- **SHORT EXERCISE**:
From the entries below, count the lines with "this". Write only the count.

=== STORED DATA ===

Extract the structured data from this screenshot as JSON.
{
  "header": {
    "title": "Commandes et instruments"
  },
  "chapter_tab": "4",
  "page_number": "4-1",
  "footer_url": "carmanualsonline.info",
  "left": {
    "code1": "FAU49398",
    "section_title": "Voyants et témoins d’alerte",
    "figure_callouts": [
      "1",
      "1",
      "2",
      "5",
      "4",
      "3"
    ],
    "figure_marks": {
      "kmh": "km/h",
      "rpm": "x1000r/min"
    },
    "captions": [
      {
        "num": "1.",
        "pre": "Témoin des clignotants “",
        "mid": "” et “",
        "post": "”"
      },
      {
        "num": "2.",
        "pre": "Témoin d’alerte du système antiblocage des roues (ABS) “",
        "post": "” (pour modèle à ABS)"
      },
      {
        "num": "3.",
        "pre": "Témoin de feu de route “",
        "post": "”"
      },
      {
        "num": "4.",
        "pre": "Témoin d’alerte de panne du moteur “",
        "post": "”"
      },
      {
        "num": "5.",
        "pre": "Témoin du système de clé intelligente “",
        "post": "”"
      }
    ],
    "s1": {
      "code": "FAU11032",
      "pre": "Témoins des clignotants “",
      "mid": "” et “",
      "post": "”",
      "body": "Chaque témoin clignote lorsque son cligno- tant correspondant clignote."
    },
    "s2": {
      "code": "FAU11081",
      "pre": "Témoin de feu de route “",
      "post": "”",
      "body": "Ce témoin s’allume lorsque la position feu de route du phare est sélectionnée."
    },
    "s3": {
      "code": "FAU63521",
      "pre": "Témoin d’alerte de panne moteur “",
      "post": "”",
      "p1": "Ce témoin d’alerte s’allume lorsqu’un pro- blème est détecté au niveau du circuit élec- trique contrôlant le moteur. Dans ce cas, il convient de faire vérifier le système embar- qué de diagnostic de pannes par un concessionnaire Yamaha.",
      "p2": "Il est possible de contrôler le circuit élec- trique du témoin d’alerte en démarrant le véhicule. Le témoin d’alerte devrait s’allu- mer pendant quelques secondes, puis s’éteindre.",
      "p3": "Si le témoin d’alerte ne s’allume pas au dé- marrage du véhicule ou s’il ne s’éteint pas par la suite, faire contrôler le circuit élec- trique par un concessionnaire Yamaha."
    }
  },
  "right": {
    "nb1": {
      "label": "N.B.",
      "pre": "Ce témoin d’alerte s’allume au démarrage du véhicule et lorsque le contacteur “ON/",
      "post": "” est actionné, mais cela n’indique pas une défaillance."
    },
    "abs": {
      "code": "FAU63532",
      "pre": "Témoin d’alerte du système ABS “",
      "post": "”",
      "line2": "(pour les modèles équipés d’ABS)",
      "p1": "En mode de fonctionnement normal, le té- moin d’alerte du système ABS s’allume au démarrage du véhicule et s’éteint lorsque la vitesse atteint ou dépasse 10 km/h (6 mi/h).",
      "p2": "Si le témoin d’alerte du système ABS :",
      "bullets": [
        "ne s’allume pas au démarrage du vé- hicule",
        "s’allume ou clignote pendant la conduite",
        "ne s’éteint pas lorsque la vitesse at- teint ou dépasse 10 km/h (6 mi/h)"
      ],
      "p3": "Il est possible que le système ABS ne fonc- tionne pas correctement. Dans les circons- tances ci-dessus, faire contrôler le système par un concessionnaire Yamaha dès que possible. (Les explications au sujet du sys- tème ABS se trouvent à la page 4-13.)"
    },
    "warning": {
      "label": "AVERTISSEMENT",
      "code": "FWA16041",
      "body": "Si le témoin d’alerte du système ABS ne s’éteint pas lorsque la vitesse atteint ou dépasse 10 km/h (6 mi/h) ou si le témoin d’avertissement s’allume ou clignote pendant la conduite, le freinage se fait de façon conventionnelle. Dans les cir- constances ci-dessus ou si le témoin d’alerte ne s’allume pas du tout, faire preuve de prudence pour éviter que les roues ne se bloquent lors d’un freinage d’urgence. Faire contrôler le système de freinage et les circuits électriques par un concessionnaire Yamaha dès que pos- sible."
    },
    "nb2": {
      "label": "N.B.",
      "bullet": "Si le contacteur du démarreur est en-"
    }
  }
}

===
=== STORED DATA ===

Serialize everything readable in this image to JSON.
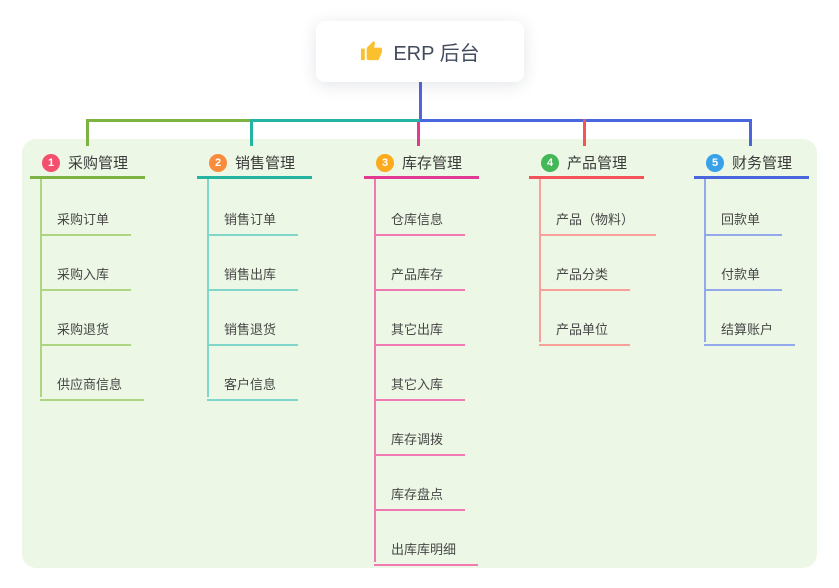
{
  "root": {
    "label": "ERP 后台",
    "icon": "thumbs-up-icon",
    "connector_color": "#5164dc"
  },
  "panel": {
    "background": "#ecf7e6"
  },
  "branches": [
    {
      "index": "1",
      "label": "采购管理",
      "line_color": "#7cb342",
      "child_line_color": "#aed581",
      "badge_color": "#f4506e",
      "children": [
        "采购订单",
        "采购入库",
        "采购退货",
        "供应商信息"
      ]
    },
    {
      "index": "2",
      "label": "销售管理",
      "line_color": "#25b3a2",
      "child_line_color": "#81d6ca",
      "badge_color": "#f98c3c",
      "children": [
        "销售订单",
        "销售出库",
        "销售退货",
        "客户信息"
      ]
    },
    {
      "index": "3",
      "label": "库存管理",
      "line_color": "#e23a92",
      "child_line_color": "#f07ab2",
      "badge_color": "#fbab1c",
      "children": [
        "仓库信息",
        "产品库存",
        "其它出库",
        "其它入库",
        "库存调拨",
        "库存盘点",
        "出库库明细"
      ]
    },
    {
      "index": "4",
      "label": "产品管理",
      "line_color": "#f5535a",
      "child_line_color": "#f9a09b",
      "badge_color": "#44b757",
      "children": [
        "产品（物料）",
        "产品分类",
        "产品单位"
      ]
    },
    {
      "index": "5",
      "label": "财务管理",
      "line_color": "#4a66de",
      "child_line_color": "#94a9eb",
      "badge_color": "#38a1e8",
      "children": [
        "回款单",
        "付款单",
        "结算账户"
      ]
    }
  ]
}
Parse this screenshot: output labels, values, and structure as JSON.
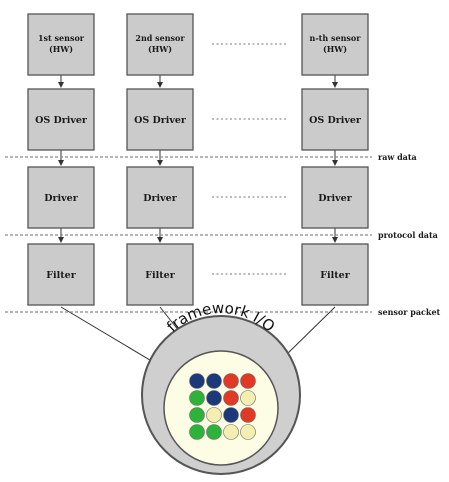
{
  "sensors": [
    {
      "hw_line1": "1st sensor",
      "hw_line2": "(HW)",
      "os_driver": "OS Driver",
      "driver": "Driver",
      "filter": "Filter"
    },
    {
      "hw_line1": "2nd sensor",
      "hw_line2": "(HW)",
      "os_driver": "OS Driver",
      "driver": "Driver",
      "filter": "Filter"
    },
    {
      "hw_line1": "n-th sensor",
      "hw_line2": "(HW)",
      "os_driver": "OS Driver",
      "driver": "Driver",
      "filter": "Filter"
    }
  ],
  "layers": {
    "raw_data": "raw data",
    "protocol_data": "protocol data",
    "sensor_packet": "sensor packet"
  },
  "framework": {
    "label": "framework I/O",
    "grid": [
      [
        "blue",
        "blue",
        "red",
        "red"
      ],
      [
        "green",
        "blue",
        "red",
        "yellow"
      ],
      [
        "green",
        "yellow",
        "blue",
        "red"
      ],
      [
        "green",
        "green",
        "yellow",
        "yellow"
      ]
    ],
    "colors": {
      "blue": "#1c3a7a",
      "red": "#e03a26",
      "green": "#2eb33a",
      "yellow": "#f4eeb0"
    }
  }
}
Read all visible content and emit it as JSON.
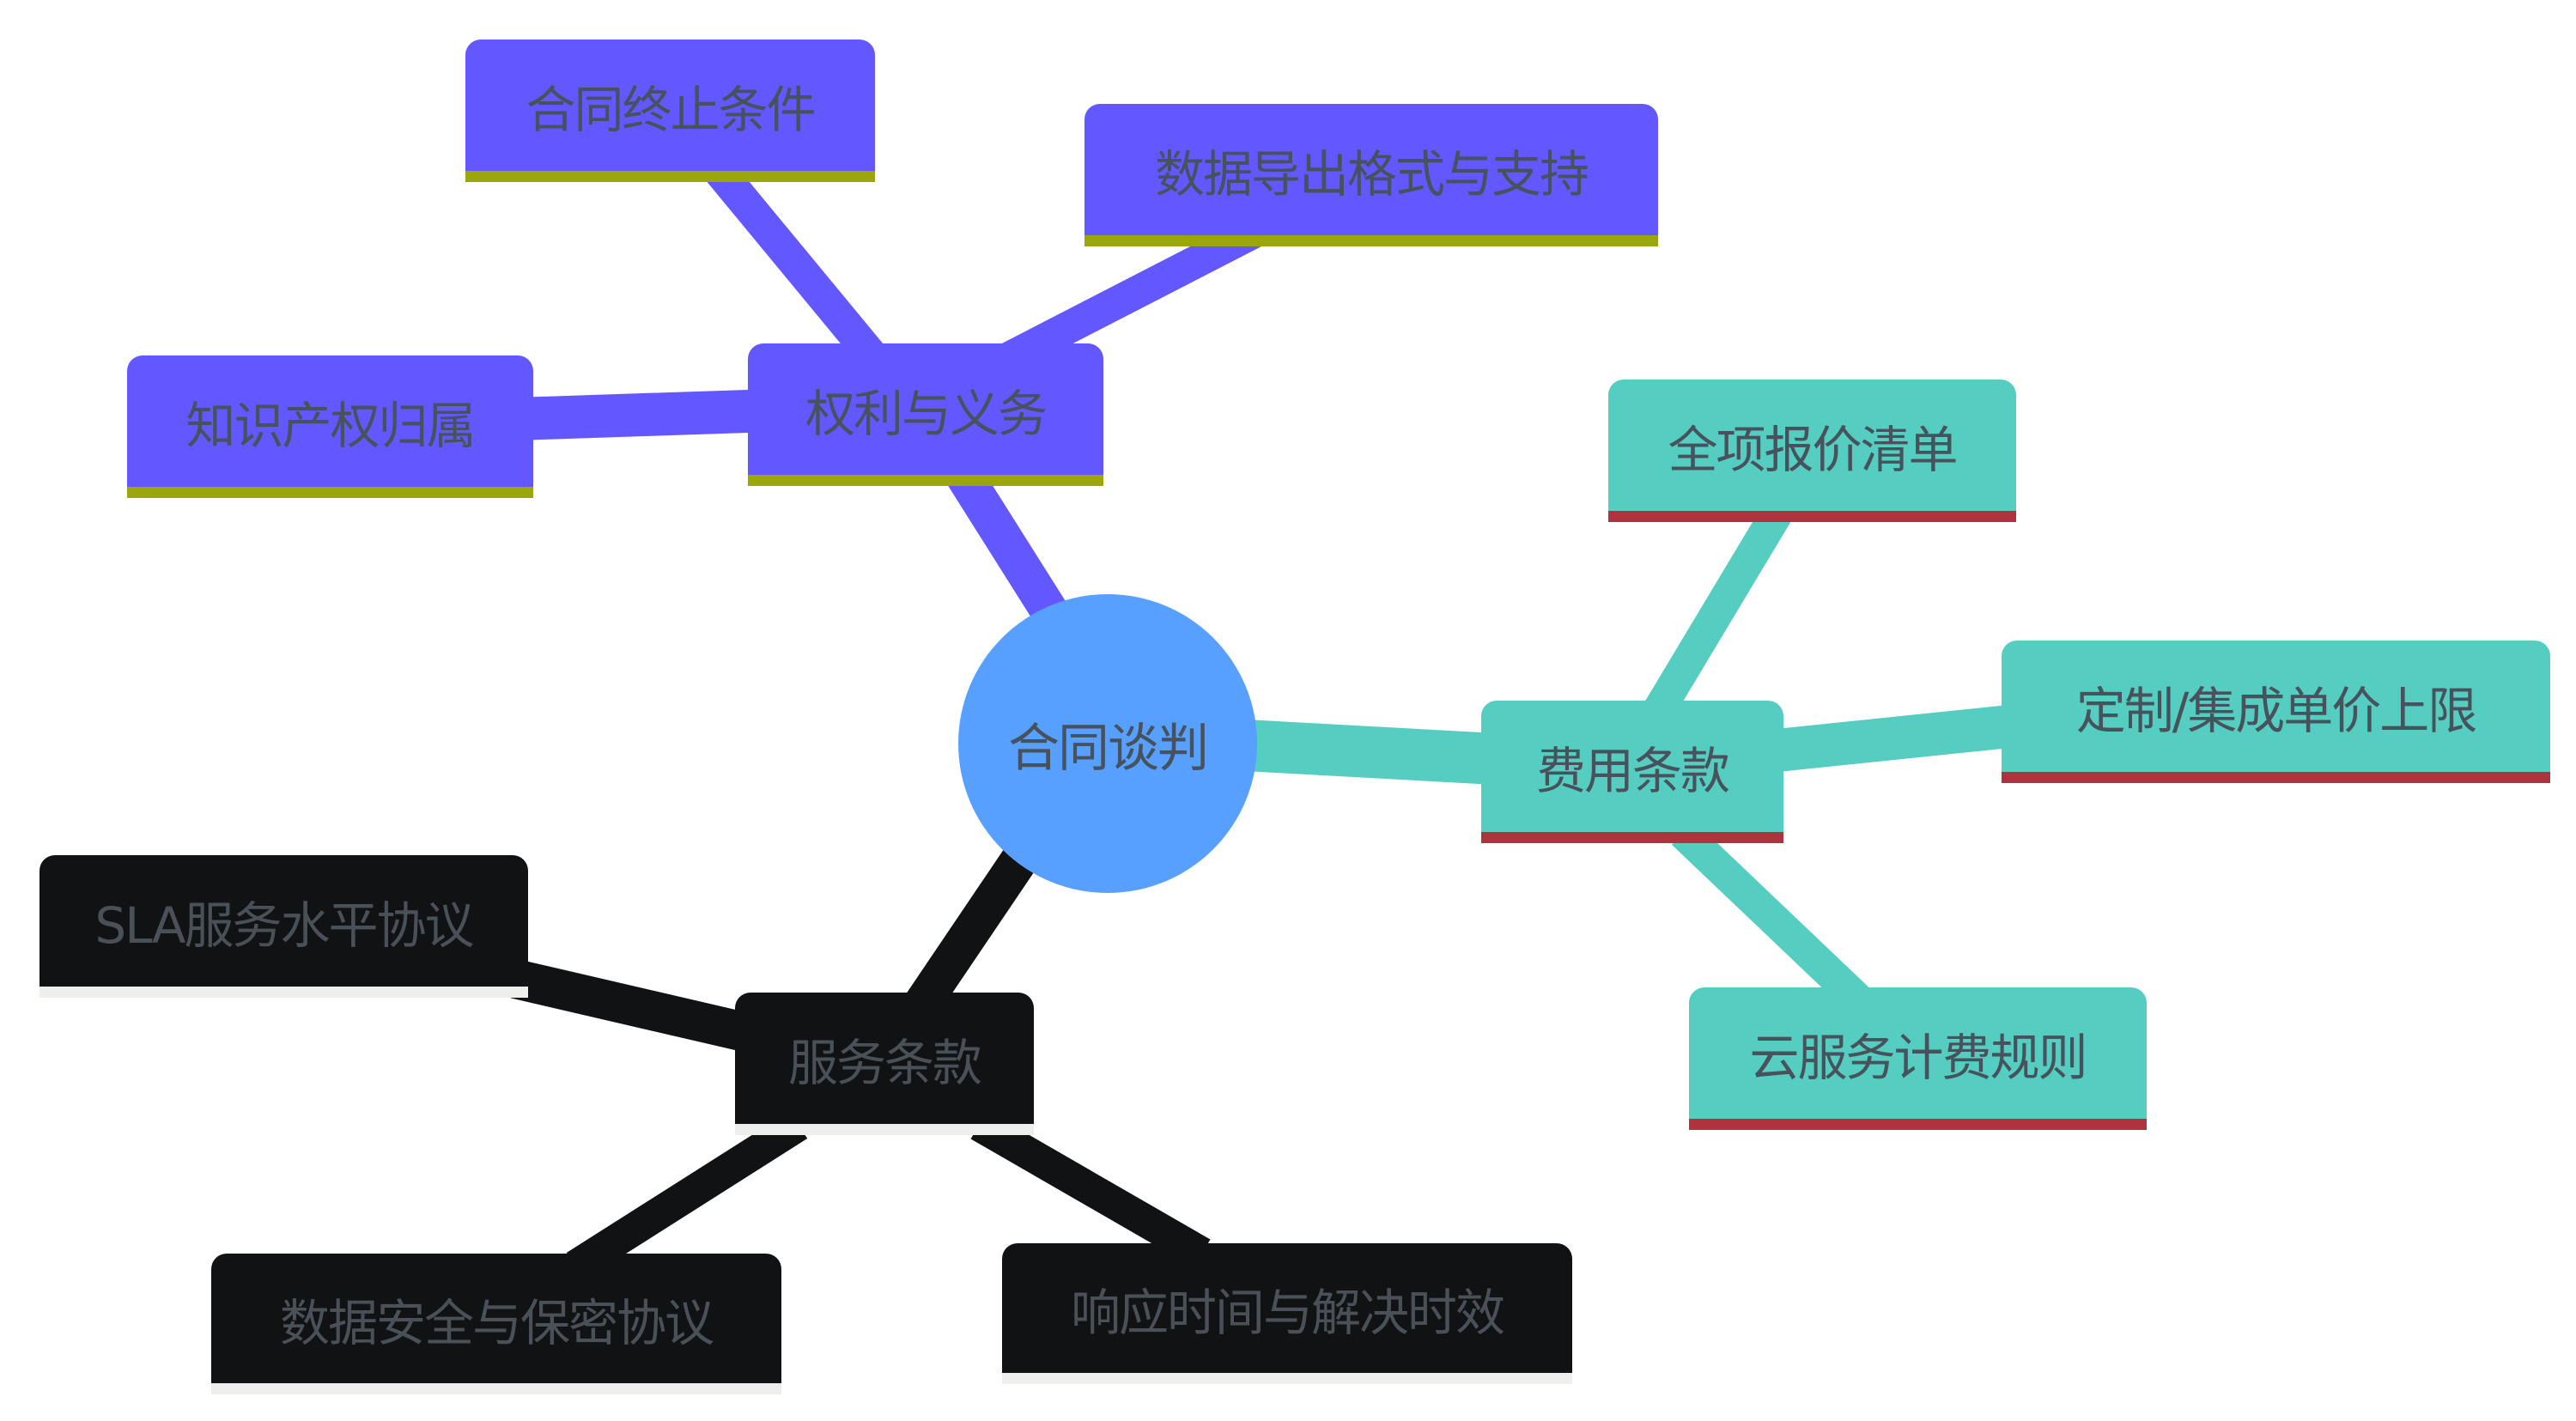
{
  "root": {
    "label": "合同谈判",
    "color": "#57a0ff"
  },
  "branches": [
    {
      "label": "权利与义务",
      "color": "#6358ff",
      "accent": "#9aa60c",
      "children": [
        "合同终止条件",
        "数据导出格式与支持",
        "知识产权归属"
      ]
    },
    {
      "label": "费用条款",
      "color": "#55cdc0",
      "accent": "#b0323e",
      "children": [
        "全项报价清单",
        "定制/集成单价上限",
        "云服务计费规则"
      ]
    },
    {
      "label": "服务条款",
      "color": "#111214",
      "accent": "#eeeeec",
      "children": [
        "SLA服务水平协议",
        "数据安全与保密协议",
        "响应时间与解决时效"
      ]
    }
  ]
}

===
=== STORED DATA ===

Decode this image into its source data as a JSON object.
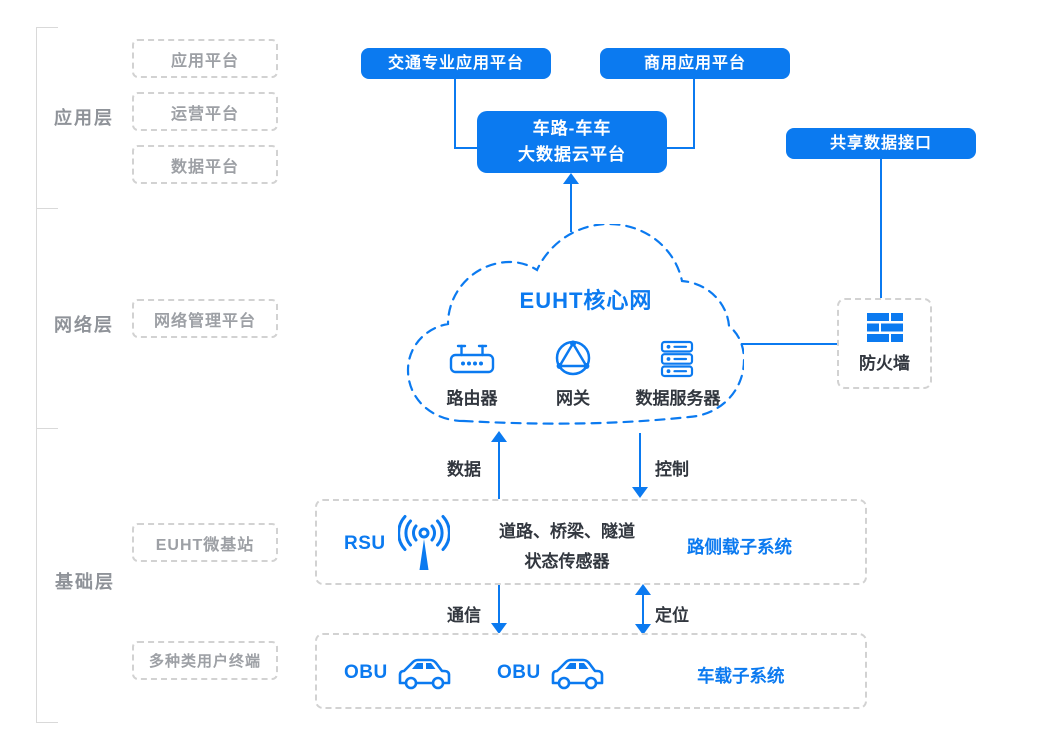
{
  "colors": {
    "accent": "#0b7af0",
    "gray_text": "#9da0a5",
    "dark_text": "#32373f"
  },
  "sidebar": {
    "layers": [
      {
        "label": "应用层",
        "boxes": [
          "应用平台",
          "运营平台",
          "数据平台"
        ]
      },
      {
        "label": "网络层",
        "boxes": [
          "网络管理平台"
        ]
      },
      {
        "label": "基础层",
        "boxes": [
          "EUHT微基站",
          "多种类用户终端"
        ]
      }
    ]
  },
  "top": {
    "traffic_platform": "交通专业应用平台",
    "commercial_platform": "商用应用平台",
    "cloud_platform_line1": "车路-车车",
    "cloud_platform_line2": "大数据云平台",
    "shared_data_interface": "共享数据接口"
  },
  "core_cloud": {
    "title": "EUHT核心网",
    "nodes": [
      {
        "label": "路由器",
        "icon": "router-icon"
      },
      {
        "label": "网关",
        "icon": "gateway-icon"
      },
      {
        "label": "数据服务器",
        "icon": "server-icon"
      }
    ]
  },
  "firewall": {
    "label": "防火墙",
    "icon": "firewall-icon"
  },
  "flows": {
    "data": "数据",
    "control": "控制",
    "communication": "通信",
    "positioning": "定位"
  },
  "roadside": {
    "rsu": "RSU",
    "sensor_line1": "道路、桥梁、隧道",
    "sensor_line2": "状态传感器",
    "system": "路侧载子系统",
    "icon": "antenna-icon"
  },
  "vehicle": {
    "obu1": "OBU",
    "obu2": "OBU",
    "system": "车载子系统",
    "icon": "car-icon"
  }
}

===

- **THE OUTPUT**:
4